## Set task
Reproduce all entries word for word.

Recorded data
########

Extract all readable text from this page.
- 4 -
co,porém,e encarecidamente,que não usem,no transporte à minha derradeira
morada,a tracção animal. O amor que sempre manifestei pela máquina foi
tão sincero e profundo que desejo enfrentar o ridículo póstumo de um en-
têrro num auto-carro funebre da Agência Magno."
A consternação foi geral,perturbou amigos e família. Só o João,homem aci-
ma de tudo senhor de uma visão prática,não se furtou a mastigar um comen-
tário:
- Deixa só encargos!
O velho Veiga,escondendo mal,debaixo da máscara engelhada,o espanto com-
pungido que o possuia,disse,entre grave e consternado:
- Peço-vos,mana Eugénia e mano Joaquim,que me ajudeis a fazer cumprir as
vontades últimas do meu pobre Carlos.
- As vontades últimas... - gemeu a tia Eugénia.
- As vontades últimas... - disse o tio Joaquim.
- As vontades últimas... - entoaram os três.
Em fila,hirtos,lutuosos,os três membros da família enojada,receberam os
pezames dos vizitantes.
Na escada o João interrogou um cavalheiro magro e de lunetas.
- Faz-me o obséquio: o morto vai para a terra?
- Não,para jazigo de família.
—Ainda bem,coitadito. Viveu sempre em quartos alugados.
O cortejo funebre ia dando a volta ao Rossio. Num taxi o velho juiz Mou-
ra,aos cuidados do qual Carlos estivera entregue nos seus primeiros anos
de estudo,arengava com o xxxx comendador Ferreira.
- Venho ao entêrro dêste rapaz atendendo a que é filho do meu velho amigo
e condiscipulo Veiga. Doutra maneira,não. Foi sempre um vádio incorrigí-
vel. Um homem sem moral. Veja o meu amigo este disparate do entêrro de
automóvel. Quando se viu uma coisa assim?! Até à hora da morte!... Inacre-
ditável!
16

########

## Output
Extract all readable text from this page.
- 4 -
co,porém,e encarecidamente,que não usem,no transporte à minha derradeira
morada,a tracção animal. O amor que sempre manifestei pela máquina foi
tão sincero e profundo que desejo enfrentar o ridículo póstumo de um en-
têrro num auto-carro funebre da Agência Magno."
A consternação foi geral,perturbou amigos e família. Só o João,homem aci-
ma de tudo senhor de uma visão prática,não se furtou a mastigar um comen-
tário:
- Deixa só encargos!
O velho Veiga,escondendo mal,debaixo da máscara engelhada,o espanto com-
pungido que o possuia,disse,entre grave e consternado:
- Peço-vos,mana Eugénia e mano Joaquim,que me ajudeis a fazer cumprir as
vontades últimas do meu pobre Carlos.
- As vontades últimas... - gemeu a tia Eugénia.
- As vontades últimas... - disse o tio Joaquim.
- As vontades últimas... - entoaram os três.
Em fila,hirtos,lutuosos,os três membros da família enojada,receberam os
pezames dos vizitantes.
Na escada o João interrogou um cavalheiro magro e de lunetas.
- Faz-me o obséquio: o morto vai para a terra?
- Não,para jazigo de família.
—Ainda bem,coitadito. Viveu sempre em quartos alugados.
O cortejo funebre ia dando a volta ao Rossio. Num taxi o velho juiz Mou-
ra,aos cuidados do qual Carlos estivera entregue nos seus primeiros anos
de estudo,arengava com o xxxx comendador Ferreira.
- Venho ao entêrro dêste rapaz atendendo a que é filho do meu velho amigo
e condiscipulo Veiga. Doutra maneira,não. Foi sempre um vádio incorrigí-
vel. Um homem sem moral. Veja o meu amigo este disparate do entêrro de
automóvel. Quando se viu uma coisa assim?! Até à hora da morte!... Inacre-
ditável!
16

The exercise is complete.